• Exercise description:
Wherever the word "cable" appears in a line, copy that line.

• Records for this exercise:
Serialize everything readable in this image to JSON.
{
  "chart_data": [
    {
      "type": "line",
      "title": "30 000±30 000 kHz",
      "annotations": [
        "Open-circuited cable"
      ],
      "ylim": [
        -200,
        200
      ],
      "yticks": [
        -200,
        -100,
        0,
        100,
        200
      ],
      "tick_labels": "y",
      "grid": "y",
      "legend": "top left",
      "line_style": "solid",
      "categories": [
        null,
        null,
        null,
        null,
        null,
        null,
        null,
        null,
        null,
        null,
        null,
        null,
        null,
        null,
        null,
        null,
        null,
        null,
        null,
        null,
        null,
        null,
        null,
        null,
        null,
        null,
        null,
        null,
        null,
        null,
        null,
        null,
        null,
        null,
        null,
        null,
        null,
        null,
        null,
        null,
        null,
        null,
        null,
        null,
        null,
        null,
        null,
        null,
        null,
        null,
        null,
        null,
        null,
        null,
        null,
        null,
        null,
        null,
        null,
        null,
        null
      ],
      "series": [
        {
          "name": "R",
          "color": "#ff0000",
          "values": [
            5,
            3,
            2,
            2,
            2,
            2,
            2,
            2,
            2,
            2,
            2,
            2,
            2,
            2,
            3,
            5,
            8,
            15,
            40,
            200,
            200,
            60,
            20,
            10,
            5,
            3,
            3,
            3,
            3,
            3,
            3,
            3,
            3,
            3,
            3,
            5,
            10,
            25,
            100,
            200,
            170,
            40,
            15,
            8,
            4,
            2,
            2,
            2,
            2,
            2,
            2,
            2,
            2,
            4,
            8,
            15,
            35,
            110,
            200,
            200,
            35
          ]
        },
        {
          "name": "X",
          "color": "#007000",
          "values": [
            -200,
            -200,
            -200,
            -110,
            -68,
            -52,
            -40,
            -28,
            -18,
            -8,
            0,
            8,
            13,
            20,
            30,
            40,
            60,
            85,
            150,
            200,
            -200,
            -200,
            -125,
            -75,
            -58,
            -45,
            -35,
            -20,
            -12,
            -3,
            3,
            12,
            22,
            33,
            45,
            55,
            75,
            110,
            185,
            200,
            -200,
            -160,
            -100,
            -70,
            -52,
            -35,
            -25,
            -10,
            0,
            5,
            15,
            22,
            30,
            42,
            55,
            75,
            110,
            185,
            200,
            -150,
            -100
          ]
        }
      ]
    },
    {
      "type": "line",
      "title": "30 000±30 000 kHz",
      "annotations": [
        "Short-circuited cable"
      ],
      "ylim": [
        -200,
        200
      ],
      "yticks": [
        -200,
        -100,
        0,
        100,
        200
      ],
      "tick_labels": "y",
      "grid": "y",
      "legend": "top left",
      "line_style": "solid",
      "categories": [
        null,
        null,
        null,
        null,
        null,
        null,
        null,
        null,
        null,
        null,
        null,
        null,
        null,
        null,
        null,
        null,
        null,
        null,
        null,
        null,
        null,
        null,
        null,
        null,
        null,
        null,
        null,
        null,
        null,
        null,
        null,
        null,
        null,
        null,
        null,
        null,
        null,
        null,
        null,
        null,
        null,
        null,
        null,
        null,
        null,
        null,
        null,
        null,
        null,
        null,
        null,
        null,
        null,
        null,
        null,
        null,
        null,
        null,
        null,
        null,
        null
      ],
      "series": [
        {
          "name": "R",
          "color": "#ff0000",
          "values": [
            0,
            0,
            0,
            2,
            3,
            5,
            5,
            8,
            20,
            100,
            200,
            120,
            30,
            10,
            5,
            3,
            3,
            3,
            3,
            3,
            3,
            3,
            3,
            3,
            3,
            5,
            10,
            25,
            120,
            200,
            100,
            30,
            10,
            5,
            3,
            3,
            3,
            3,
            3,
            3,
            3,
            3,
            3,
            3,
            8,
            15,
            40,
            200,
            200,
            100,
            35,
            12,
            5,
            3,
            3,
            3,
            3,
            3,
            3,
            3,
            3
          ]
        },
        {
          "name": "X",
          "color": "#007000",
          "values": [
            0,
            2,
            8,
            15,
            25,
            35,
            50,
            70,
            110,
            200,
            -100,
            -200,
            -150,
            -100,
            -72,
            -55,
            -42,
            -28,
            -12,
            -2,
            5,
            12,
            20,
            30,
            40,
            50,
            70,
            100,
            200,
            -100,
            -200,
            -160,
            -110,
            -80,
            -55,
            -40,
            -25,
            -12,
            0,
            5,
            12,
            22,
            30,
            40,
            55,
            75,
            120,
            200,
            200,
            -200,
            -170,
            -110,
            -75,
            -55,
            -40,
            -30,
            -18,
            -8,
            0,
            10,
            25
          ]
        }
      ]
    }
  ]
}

• Full answer:
        "Open-circuited cable"
        "Short-circuited cable"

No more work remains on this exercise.